Count how many lines contain the word "feature". Please give only the number.

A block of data

-*-

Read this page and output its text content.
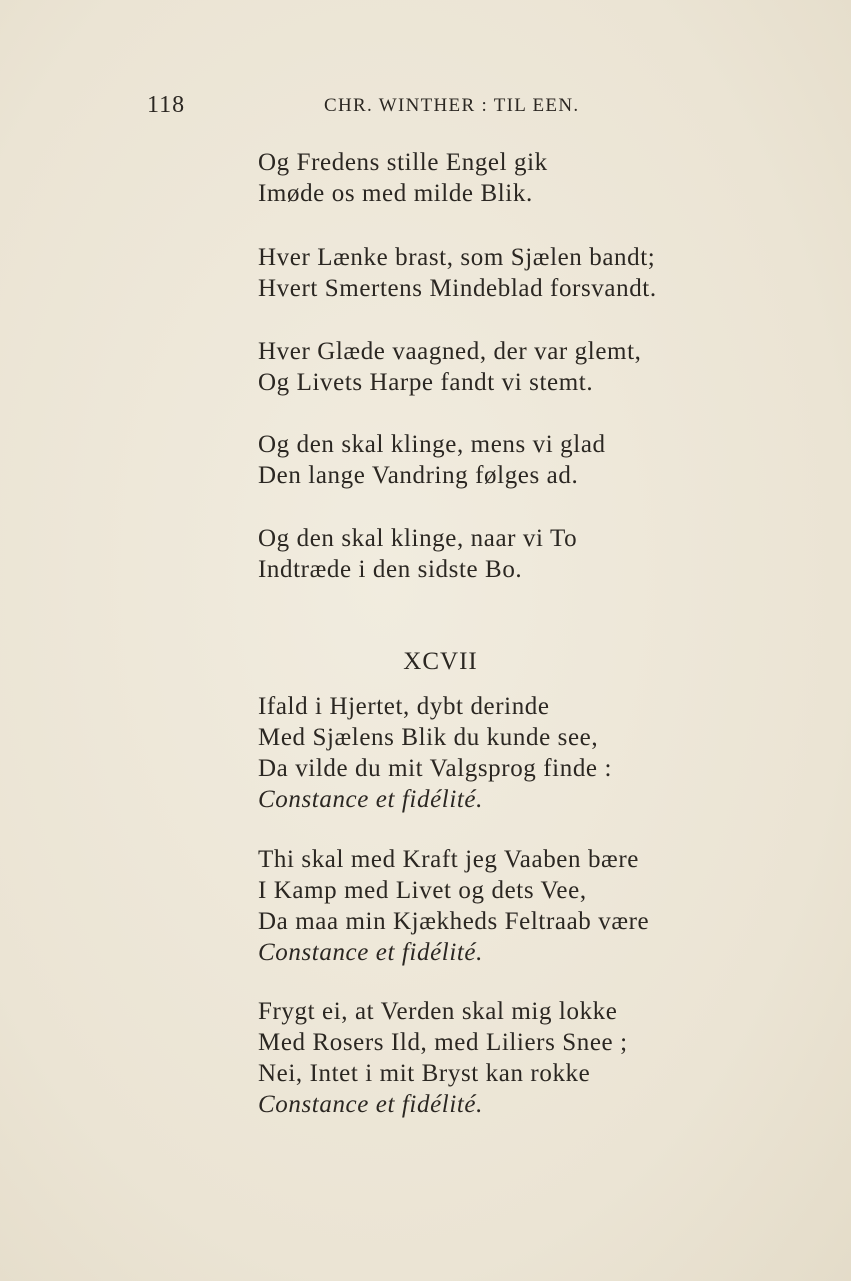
118	CHR. WINTHER : TIL EEN.

Og Fredens stille Engel gik

Imøde os med milde Blik.

Hver Lænke brast, som Sjælen bandt;

Hvert Smertens Mindeblad forsvandt.

Hver Glæde vaagned, der var glemt,

Og Livets Harpe fandt vi stemt.

Og den skal klinge, mens vi glad

Den lange Vandring følges ad.

Og den skal klinge, naar vi To

Indtræde i den sidste Bo.

XCVII

Ifald i Hjertet, dybt derinde

Med Sjælens Blik du kunde see,

Da vilde du mit Valgsprog finde :

Constance et fidélité.

Thi skal med Kraft jeg Vaaben bære

I Kamp med Livet og dets Vee,

Da maa min Kjækheds Feltraab være

Constance et fidélité.

Frygt ei, at Verden skal mig lokke

Med Rosers Ild, med Liliers Snee ;

Nei, Intet i mit Bryst kan rokke

Constance et fidélité.
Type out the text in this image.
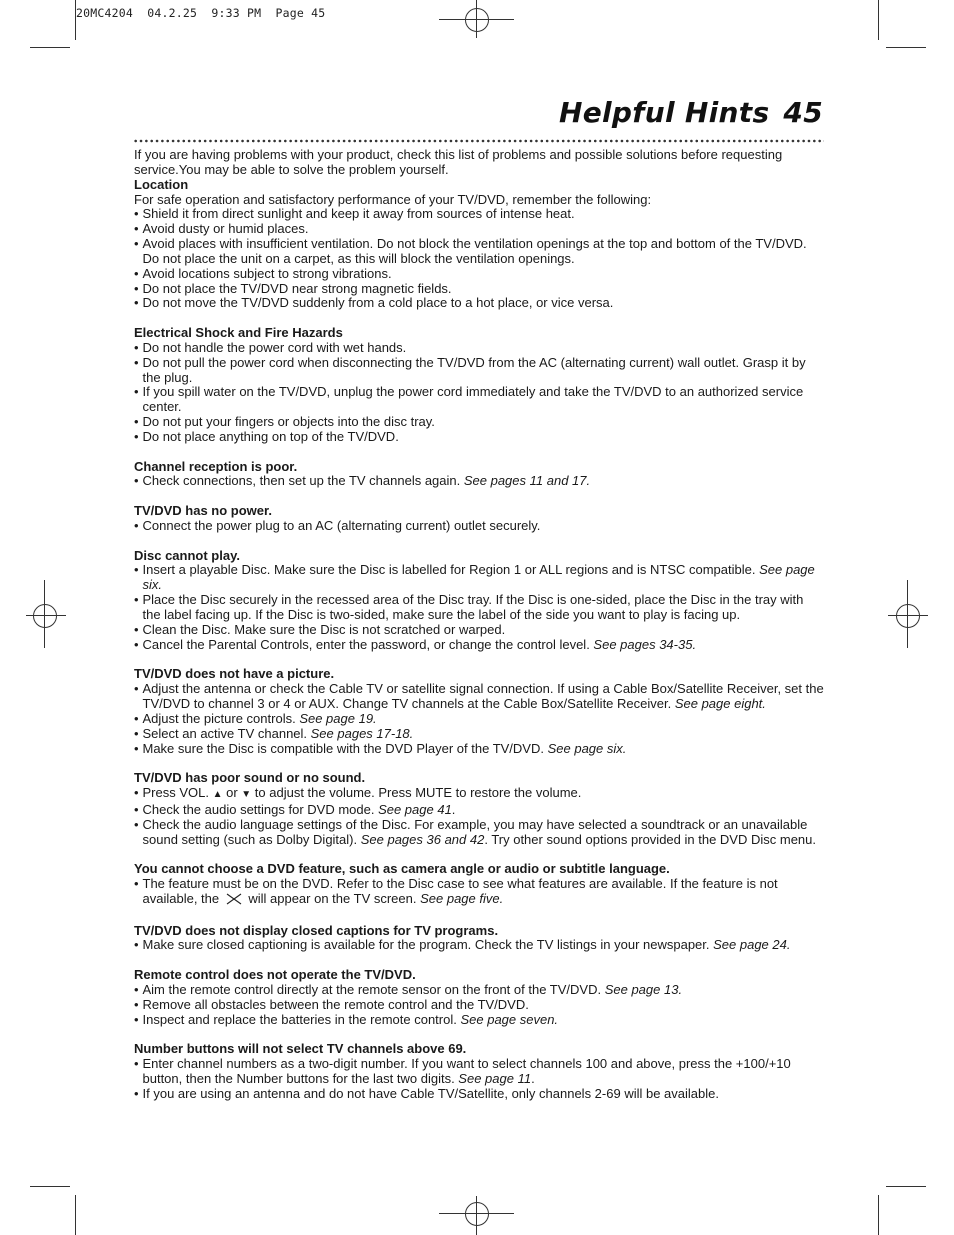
20MC4204  04.2.25  9:33 PM  Page 45
Helpful Hints 45

If you are having problems with your product, check this list of problems and possible solutions before requesting service.You may be able to solve the problem yourself.

Location

For safe operation and satisfactory performance of your TV/DVD, remember the following:

• Shield it from direct sunlight and keep it away from sources of intense heat.
• Avoid dusty or humid places.
• Avoid places with insufficient ventilation. Do not block the ventilation openings at the top and bottom of the TV/DVD. Do not place the unit on a carpet, as this will block the ventilation openings.
• Avoid locations subject to strong vibrations.
• Do not place the TV/DVD near strong magnetic fields.
• Do not move the TV/DVD suddenly from a cold place to a hot place, or vice versa.
Electrical Shock and Fire Hazards
• Do not handle the power cord with wet hands.
• Do not pull the power cord when disconnecting the TV/DVD from the AC (alternating current) wall outlet. Grasp it by the plug.
• If you spill water on the TV/DVD, unplug the power cord immediately and take the TV/DVD to an authorized service center.
• Do not put your fingers or objects into the disc tray.
• Do not place anything on top of the TV/DVD.
Channel reception is poor.
• Check connections, then set up the TV channels again. See pages 11 and 17.
TV/DVD has no power.
• Connect the power plug to an AC (alternating current) outlet securely.
Disc cannot play.
• Insert a playable Disc. Make sure the Disc is labelled for Region 1 or ALL regions and is NTSC compatible. See page six.
• Place the Disc securely in the recessed area of the Disc tray. If the Disc is one-sided, place the Disc in the tray with the label facing up. If the Disc is two-sided, make sure the label of the side you want to play is facing up.
• Clean the Disc. Make sure the Disc is not scratched or warped.
• Cancel the Parental Controls, enter the password, or change the control level. See pages 34-35.
TV/DVD does not have a picture.
• Adjust the antenna or check the Cable TV or satellite signal connection. If using a Cable Box/Satellite Receiver, set the TV/DVD to channel 3 or 4 or AUX. Change TV channels at the Cable Box/Satellite Receiver. See page eight.
• Adjust the picture controls. See page 19.
• Select an active TV channel. See pages 17-18.
• Make sure the Disc is compatible with the DVD Player of the TV/DVD. See page six.
TV/DVD has poor sound or no sound.
• Press VOL. ▲ or ▼ to adjust the volume. Press MUTE to restore the volume.
• Check the audio settings for DVD mode. See page 41.
• Check the audio language settings of the Disc. For example, you may have selected a soundtrack or an unavailable sound setting (such as Dolby Digital). See pages 36 and 42. Try other sound options provided in the DVD Disc menu.
You cannot choose a DVD feature, such as camera angle or audio or subtitle language.
• The feature must be on the DVD. Refer to the Disc case to see what features are available. If the feature is not available, the  will appear on the TV screen. See page five.
TV/DVD does not display closed captions for TV programs.
• Make sure closed captioning is available for the program. Check the TV listings in your newspaper. See page 24.
Remote control does not operate the TV/DVD.
• Aim the remote control directly at the remote sensor on the front of the TV/DVD. See page 13.
• Remove all obstacles between the remote control and the TV/DVD.
• Inspect and replace the batteries in the remote control. See page seven.
Number buttons will not select TV channels above 69.
• Enter channel numbers as a two-digit number. If you want to select channels 100 and above, press the +100/+10 button, then the Number buttons for the last two digits. See page 11.
• If you are using an antenna and do not have Cable TV/Satellite, only channels 2-69 will be available.
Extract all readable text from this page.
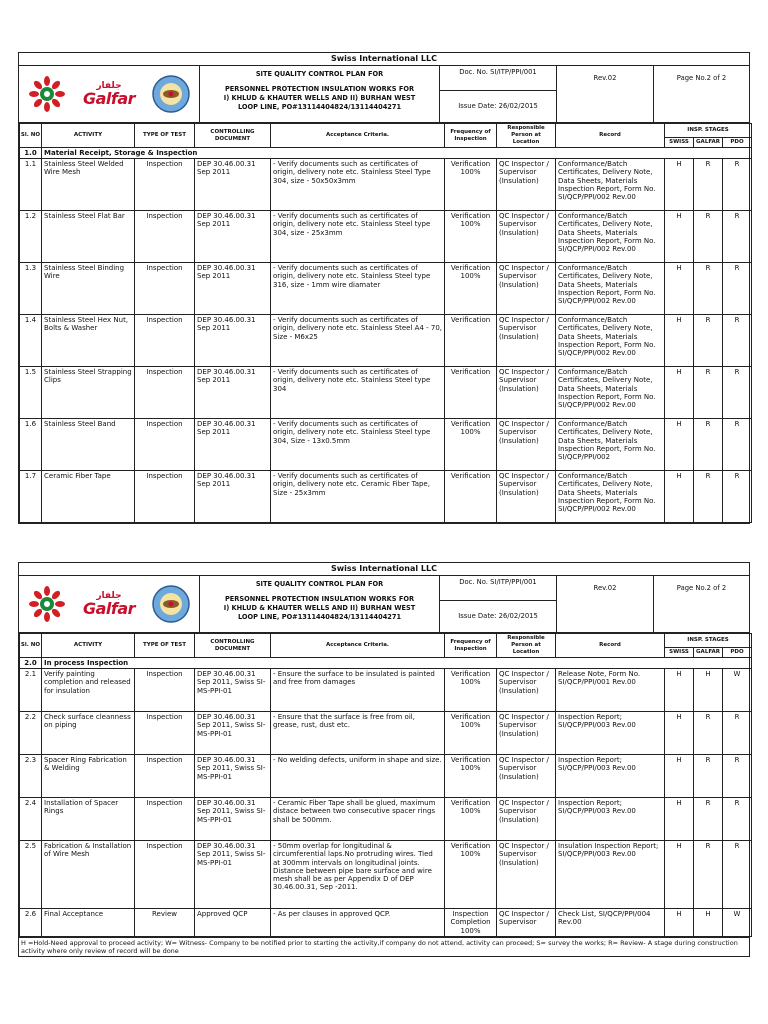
Swiss International LLC
جلفار
Galfar
SITE QUALITY CONTROL PLAN FOR
PERSONNEL PROTECTION INSULATION WORKS FOR
I) KHLUD & KHAUTER WELLS AND II) BURHAN WEST
LOOP LINE, PO#13114404824/13114404271
Doc. No. SI/ITP/PPI/001
Issue Date: 26/02/2015
Rev.02	Page No.2 of 2
Sl. NO	ACTIVITY	TYPE OF TEST	CONTROLLING DOCUMENT	Acceptance Criteria.	Frequency of Inspection	Responsible Person at Location	Record	INSP. STAGES		
								SWISS	GALFAR	PDO
1.0	Material Receipt, Storage & Inspection									
1.1	Stainless Steel Welded Wire Mesh	Inspection	DEP 30.46.00.31 Sep 2011	- Verify documents such as certificates of origin, delivery note etc. Stainless Steel Type 304, size - 50x50x3mm	Verification 100%	QC Inspector / Supervisor (Insulation)	Conformance/Batch Certificates, Delivery Note, Data Sheets, Materials Inspection Report, Form No. SI/QCP/PPI/002 Rev.00	H	R	R
1.2	Stainless Steel Flat Bar	Inspection	DEP 30.46.00.31 Sep 2011	- Verify documents such as certificates of origin, delivery note etc. Stainless Steel type 304, size - 25x3mm	Verification 100%	QC Inspector / Supervisor (Insulation)	Conformance/Batch Certificates, Delivery Note, Data Sheets, Materials Inspection Report, Form No. SI/QCP/PPI/002 Rev.00	H	R	R
1.3	Stainless Steel Binding Wire	Inspection	DEP 30.46.00.31 Sep 2011	- Verify documents such as certificates of origin, delivery note etc. Stainless Steel type 316, size - 1mm wire diamater	Verification 100%	QC Inspector / Supervisor (Insulation)	Conformance/Batch Certificates, Delivery Note, Data Sheets, Materials Inspection Report, Form No. SI/QCP/PPI/002 Rev.00	H	R	R
1.4	Stainless Steel Hex Nut, Bolts & Washer	Inspection	DEP 30.46.00.31 Sep 2011	- Verify documents such as certificates of origin, delivery note etc. Stainless Steel A4 - 70, Size - M6x25	Verification	QC Inspector / Supervisor (Insulation)	Conformance/Batch Certificates, Delivery Note, Data Sheets, Materials Inspection Report, Form No. SI/QCP/PPI/002 Rev.00	H	R	R
1.5	Stainless Steel Strapping Clips	Inspection	DEP 30.46.00.31 Sep 2011	- Verify documents such as certificates of origin, delivery note etc. Stainless Steel type 304	Verification	QC Inspector / Supervisor (Insulation)	Conformance/Batch Certificates, Delivery Note, Data Sheets, Materials Inspection Report, Form No. SI/QCP/PPI/002 Rev.00	H	R	R
1.6	Stainless Steel Band	Inspection	DEP 30.46.00.31 Sep 2011	- Verify documents such as certificates of origin, delivery note etc. Stainless Steel type 304, Size - 13x0.5mm	Verification 100%	QC Inspector / Supervisor (Insulation)	Conformance/Batch Certificates, Delivery Note, Data Sheets, Materials Inspection Report, Form No. SI/QCP/PPI/002	H	R	R
1.7	Ceramic Fiber Tape	Inspection	DEP 30.46.00.31 Sep 2011	- Verify documents such as certificates of origin, delivery note etc. Ceramic Fiber Tape, Size - 25x3mm	Verification	QC Inspector / Supervisor (Insulation)	Conformance/Batch Certificates, Delivery Note, Data Sheets, Materials Inspection Report, Form No. SI/QCP/PPI/002 Rev.00	H	R	R
Swiss International LLC
جلفار
Galfar
SITE QUALITY CONTROL PLAN FOR
PERSONNEL PROTECTION INSULATION WORKS FOR
I) KHLUD & KHAUTER WELLS AND II) BURHAN WEST
LOOP LINE, PO#13114404824/13114404271
Doc. No. SI/ITP/PPI/001
Issue Date: 26/02/2015
Rev.02	Page No.2 of 2
Sl. NO	ACTIVITY	TYPE OF TEST	CONTROLLING DOCUMENT	Acceptance Criteria.	Frequency of Inspection	Responsible Person at Location	Record	INSP. STAGES		
								SWISS	GALFAR	PDO
2.0	In process Inspection									
2.1	Verify painting completion and released for insulation	Inspection	DEP 30.46.00.31 Sep 2011, Swiss SI-MS-PPI-01	- Ensure the surface to be insulated is painted and free from damages	Verification 100%	QC Inspector / Supervisor (Insulation)	Release Note, Form No. SI/QCP/PPI/001 Rev.00	H	H	W
2.2	Check surface cleanness on piping	Inspection	DEP 30.46.00.31 Sep 2011, Swiss SI-MS-PPI-01	- Ensure that the surface is free from oil, grease, rust, dust etc.	Verification 100%	QC Inspector / Supervisor (Insulation)	Inspection Report; SI/QCP/PPI/003 Rev.00	H	R	R
2.3	Spacer Ring Fabrication & Welding	Inspection	DEP 30.46.00.31 Sep 2011, Swiss SI-MS-PPI-01	- No welding defects, uniform in shape and size.	Verification 100%	QC Inspector / Supervisor (Insulation)	Inspection Report; SI/QCP/PPI/003 Rev.00	H	R	R
2.4	Installation of Spacer Rings	Inspection	DEP 30.46.00.31 Sep 2011, Swiss SI-MS-PPI-01	- Ceramic Fiber Tape shall be glued, maximum distace between two consecutive spacer rings shall be 500mm.	Verification 100%	QC Inspector / Supervisor (Insulation)	Inspection Report; SI/QCP/PPI/003 Rev.00	H	R	R
2.5	Fabrication & Installation of Wire Mesh	Inspection	DEP 30.46.00.31 Sep 2011, Swiss SI-MS-PPI-01	- 50mm overlap for longitudinal & circumferential laps.No protruding wires. Tied at 300mm intervals on longitudinal joints. Distance between pipe bare surface and wire mesh shall be as per Appendix D of DEP 30.46.00.31, Sep -2011.	Verification 100%	QC Inspector / Supervisor (Insulation)	Insulation Inspection Report; SI/QCP/PPI/003 Rev.00	H	R	R
2.6	Final Acceptance	Review	Approved QCP	- As per clauses in approved QCP.	Inspection Completion 100%	QC Inspector / Supervisor	Check List, SI/QCP/PPI/004 Rev.00	H	H	W
H =Hold-Need approval to proceed activity; W= Witness- Company to be notified prior to starting the activity,if company do not attend, activity can proceed; S= survey the works; R= Review- A stage during construction activity where only review of record will be done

-*-

▸ **SOLUTION FOR THIS PROBLEM**
2